(Source records)
* * * * *

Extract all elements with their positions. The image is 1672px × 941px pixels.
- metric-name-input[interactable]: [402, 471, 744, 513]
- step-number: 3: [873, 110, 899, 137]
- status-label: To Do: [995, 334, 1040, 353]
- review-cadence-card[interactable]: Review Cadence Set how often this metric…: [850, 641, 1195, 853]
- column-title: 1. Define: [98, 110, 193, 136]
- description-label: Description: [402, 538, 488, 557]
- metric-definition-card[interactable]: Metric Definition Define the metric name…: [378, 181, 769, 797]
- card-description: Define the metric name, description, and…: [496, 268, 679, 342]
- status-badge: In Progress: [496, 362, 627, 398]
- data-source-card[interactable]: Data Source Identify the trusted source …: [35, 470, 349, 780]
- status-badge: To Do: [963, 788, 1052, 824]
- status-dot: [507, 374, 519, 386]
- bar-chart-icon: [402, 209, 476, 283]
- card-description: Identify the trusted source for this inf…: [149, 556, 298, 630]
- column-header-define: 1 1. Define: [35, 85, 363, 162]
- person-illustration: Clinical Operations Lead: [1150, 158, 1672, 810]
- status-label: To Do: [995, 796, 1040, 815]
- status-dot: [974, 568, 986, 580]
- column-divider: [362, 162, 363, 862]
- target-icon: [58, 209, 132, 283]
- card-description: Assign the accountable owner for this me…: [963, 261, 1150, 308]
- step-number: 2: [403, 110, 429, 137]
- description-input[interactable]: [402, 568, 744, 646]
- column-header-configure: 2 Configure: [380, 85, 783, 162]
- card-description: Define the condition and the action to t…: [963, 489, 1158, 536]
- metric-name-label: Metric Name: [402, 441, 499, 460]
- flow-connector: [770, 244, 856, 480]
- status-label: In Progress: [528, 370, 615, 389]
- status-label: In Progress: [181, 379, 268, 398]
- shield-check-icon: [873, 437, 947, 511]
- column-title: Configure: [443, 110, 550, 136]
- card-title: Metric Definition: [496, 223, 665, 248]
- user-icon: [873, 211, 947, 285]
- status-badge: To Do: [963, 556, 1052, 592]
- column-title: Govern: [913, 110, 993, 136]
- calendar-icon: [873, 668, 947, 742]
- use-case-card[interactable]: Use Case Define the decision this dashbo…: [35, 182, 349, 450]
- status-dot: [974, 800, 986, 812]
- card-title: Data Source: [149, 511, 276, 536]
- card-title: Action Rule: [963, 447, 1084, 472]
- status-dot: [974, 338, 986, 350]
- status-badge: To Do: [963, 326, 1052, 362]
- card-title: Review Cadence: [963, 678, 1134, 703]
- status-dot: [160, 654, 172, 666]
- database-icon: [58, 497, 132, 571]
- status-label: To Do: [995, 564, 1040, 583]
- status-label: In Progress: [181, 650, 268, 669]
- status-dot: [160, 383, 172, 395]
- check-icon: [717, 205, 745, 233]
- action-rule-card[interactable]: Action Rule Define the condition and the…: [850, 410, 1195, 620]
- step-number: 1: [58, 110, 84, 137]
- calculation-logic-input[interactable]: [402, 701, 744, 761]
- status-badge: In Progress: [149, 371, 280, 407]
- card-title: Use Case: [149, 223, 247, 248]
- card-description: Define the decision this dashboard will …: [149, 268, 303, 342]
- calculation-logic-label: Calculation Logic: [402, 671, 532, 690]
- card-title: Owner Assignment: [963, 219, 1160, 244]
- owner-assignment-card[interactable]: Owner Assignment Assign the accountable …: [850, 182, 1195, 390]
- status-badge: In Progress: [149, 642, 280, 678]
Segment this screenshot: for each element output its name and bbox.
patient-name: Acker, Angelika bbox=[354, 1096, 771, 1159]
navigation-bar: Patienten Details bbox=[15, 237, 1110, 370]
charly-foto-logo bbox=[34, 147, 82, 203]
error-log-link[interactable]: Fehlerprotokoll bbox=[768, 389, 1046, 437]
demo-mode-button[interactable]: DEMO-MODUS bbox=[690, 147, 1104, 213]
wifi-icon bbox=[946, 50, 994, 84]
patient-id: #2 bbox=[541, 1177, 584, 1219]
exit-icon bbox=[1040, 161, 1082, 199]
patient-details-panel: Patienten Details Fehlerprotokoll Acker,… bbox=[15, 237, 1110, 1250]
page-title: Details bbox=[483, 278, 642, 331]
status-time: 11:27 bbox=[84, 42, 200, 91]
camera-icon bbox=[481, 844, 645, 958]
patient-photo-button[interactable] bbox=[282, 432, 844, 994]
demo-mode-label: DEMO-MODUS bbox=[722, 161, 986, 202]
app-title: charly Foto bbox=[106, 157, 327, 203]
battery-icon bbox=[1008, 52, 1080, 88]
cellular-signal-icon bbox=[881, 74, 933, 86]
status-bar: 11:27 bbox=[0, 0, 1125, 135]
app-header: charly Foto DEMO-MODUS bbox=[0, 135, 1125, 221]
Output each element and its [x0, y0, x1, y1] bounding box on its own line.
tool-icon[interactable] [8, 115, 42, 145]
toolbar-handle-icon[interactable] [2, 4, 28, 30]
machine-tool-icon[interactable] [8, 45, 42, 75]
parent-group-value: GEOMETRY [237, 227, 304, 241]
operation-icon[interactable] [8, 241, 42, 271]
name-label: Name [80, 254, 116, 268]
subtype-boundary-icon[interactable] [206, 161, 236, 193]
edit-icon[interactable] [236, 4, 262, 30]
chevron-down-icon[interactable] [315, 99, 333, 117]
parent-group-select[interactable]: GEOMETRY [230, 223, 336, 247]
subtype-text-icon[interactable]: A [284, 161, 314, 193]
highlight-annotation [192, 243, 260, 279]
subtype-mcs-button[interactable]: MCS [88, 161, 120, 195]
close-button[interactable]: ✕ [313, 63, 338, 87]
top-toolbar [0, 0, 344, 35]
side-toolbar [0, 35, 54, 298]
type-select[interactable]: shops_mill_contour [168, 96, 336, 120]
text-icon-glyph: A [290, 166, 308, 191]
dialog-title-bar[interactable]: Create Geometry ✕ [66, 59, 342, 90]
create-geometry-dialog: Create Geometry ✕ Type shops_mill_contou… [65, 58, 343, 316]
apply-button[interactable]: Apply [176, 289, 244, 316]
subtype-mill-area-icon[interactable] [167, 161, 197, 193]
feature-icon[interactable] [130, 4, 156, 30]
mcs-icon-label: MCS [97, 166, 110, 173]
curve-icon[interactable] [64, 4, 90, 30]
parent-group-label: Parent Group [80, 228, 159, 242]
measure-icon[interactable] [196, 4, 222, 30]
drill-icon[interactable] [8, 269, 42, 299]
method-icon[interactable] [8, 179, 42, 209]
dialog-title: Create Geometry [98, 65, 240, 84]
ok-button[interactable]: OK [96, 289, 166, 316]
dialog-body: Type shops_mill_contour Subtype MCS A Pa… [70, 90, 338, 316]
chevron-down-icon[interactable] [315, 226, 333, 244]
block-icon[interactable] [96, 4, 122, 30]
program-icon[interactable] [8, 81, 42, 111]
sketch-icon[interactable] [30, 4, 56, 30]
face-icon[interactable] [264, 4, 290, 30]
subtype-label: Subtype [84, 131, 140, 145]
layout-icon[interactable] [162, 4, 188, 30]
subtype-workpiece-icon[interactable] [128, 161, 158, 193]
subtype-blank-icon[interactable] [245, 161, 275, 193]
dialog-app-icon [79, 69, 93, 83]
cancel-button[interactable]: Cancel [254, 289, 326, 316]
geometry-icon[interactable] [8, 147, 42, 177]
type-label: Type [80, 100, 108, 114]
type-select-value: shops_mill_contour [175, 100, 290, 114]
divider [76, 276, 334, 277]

* * * * *

• **What you have to do**
Print the lines above exactly as they appear, every one of them.

• **Result for this task**
Extract all elements with their positions. The image is 1672px × 941px pixels.
- metric-name-input[interactable]: [402, 471, 744, 513]
- step-number: 3: [873, 110, 899, 137]
- status-label: To Do: [995, 334, 1040, 353]
- review-cadence-card[interactable]: Review Cadence Set how often this metric…: [850, 641, 1195, 853]
- column-title: 1. Define: [98, 110, 193, 136]
- description-label: Description: [402, 538, 488, 557]
- metric-definition-card[interactable]: Metric Definition Define the metric name…: [378, 181, 769, 797]
- card-description: Define the metric name, description, and…: [496, 268, 679, 342]
- status-badge: In Progress: [496, 362, 627, 398]
- data-source-card[interactable]: Data Source Identify the trusted source …: [35, 470, 349, 780]
- status-badge: To Do: [963, 788, 1052, 824]
- status-dot: [507, 374, 519, 386]
- bar-chart-icon: [402, 209, 476, 283]
- card-description: Identify the trusted source for this inf…: [149, 556, 298, 630]
- column-header-define: 1 1. Define: [35, 85, 363, 162]
- person-illustration: Clinical Operations Lead: [1150, 158, 1672, 810]
- status-label: To Do: [995, 796, 1040, 815]
- status-dot: [974, 568, 986, 580]
- column-divider: [362, 162, 363, 862]
- target-icon: [58, 209, 132, 283]
- card-description: Assign the accountable owner for this me…: [963, 261, 1150, 308]
- step-number: 2: [403, 110, 429, 137]
- description-input[interactable]: [402, 568, 744, 646]
- column-header-configure: 2 Configure: [380, 85, 783, 162]
- card-description: Define the condition and the action to t…: [963, 489, 1158, 536]
- metric-name-label: Metric Name: [402, 441, 499, 460]
- flow-connector: [770, 244, 856, 480]
- status-label: In Progress: [528, 370, 615, 389]
- status-label: In Progress: [181, 379, 268, 398]
- shield-check-icon: [873, 437, 947, 511]
- column-title: Configure: [443, 110, 550, 136]
- card-title: Metric Definition: [496, 223, 665, 248]
- user-icon: [873, 211, 947, 285]
- status-badge: To Do: [963, 556, 1052, 592]
- column-title: Govern: [913, 110, 993, 136]
- calendar-icon: [873, 668, 947, 742]
- use-case-card[interactable]: Use Case Define the decision this dashbo…: [35, 182, 349, 450]
- status-dot: [974, 800, 986, 812]
- card-title: Data Source: [149, 511, 276, 536]
- card-title: Action Rule: [963, 447, 1084, 472]
- status-dot: [974, 338, 986, 350]
- status-badge: To Do: [963, 326, 1052, 362]
- card-title: Review Cadence: [963, 678, 1134, 703]
- status-dot: [160, 654, 172, 666]
- database-icon: [58, 497, 132, 571]
- status-label: To Do: [995, 564, 1040, 583]
- status-label: In Progress: [181, 650, 268, 669]
- status-dot: [160, 383, 172, 395]
- check-icon: [717, 205, 745, 233]
- action-rule-card[interactable]: Action Rule Define the condition and the…: [850, 410, 1195, 620]
- step-number: 1: [58, 110, 84, 137]
- calculation-logic-input[interactable]: [402, 701, 744, 761]
- status-badge: In Progress: [149, 371, 280, 407]
- card-title: Use Case: [149, 223, 247, 248]
- card-description: Define the decision this dashboard will …: [149, 268, 303, 342]
- calculation-logic-label: Calculation Logic: [402, 671, 532, 690]
- card-title: Owner Assignment: [963, 219, 1160, 244]
- owner-assignment-card[interactable]: Owner Assignment Assign the accountable …: [850, 182, 1195, 390]
- status-badge: In Progress: [149, 642, 280, 678]
Segment this screenshot: for each element output its name and bbox.
patient-name: Acker, Angelika bbox=[354, 1096, 771, 1159]
navigation-bar: Patienten Details bbox=[15, 237, 1110, 370]
charly-foto-logo bbox=[34, 147, 82, 203]
error-log-link[interactable]: Fehlerprotokoll bbox=[768, 389, 1046, 437]
demo-mode-button[interactable]: DEMO-MODUS bbox=[690, 147, 1104, 213]
wifi-icon bbox=[946, 50, 994, 84]
patient-id: #2 bbox=[541, 1177, 584, 1219]
exit-icon bbox=[1040, 161, 1082, 199]
patient-details-panel: Patienten Details Fehlerprotokoll Acker,… bbox=[15, 237, 1110, 1250]
page-title: Details bbox=[483, 278, 642, 331]
status-time: 11:27 bbox=[84, 42, 200, 91]
camera-icon bbox=[481, 844, 645, 958]
patient-photo-button[interactable] bbox=[282, 432, 844, 994]
demo-mode-label: DEMO-MODUS bbox=[722, 161, 986, 202]
app-title: charly Foto bbox=[106, 157, 327, 203]
battery-icon bbox=[1008, 52, 1080, 88]
cellular-signal-icon bbox=[881, 74, 933, 86]
status-bar: 11:27 bbox=[0, 0, 1125, 135]
app-header: charly Foto DEMO-MODUS bbox=[0, 135, 1125, 221]
Output each element and its [x0, y0, x1, y1] bounding box on its own line.
tool-icon[interactable] [8, 115, 42, 145]
toolbar-handle-icon[interactable] [2, 4, 28, 30]
machine-tool-icon[interactable] [8, 45, 42, 75]
parent-group-value: GEOMETRY [237, 227, 304, 241]
operation-icon[interactable] [8, 241, 42, 271]
name-label: Name [80, 254, 116, 268]
subtype-boundary-icon[interactable] [206, 161, 236, 193]
edit-icon[interactable] [236, 4, 262, 30]
chevron-down-icon[interactable] [315, 99, 333, 117]
parent-group-select[interactable]: GEOMETRY [230, 223, 336, 247]
subtype-text-icon[interactable]: A [284, 161, 314, 193]
highlight-annotation [192, 243, 260, 279]
subtype-mcs-button[interactable]: MCS [88, 161, 120, 195]
close-button[interactable]: ✕ [313, 63, 338, 87]
top-toolbar [0, 0, 344, 35]
side-toolbar [0, 35, 54, 298]
type-select[interactable]: shops_mill_contour [168, 96, 336, 120]
text-icon-glyph: A [290, 166, 308, 191]
dialog-title-bar[interactable]: Create Geometry ✕ [66, 59, 342, 90]
create-geometry-dialog: Create Geometry ✕ Type shops_mill_contou… [65, 58, 343, 316]
apply-button[interactable]: Apply [176, 289, 244, 316]
subtype-mill-area-icon[interactable] [167, 161, 197, 193]
feature-icon[interactable] [130, 4, 156, 30]
mcs-icon-label: MCS [97, 166, 110, 173]
curve-icon[interactable] [64, 4, 90, 30]
parent-group-label: Parent Group [80, 228, 159, 242]
measure-icon[interactable] [196, 4, 222, 30]
drill-icon[interactable] [8, 269, 42, 299]
method-icon[interactable] [8, 179, 42, 209]
dialog-title: Create Geometry [98, 65, 240, 84]
ok-button[interactable]: OK [96, 289, 166, 316]
dialog-body: Type shops_mill_contour Subtype MCS A Pa… [70, 90, 338, 316]
chevron-down-icon[interactable] [315, 226, 333, 244]
block-icon[interactable] [96, 4, 122, 30]
program-icon[interactable] [8, 81, 42, 111]
sketch-icon[interactable] [30, 4, 56, 30]
face-icon[interactable] [264, 4, 290, 30]
subtype-label: Subtype [84, 131, 140, 145]
layout-icon[interactable] [162, 4, 188, 30]
subtype-workpiece-icon[interactable] [128, 161, 158, 193]
subtype-blank-icon[interactable] [245, 161, 275, 193]
dialog-app-icon [79, 69, 93, 83]
cancel-button[interactable]: Cancel [254, 289, 326, 316]
geometry-icon[interactable] [8, 147, 42, 177]
type-label: Type [80, 100, 108, 114]
type-select-value: shops_mill_contour [175, 100, 290, 114]
divider [76, 276, 334, 277]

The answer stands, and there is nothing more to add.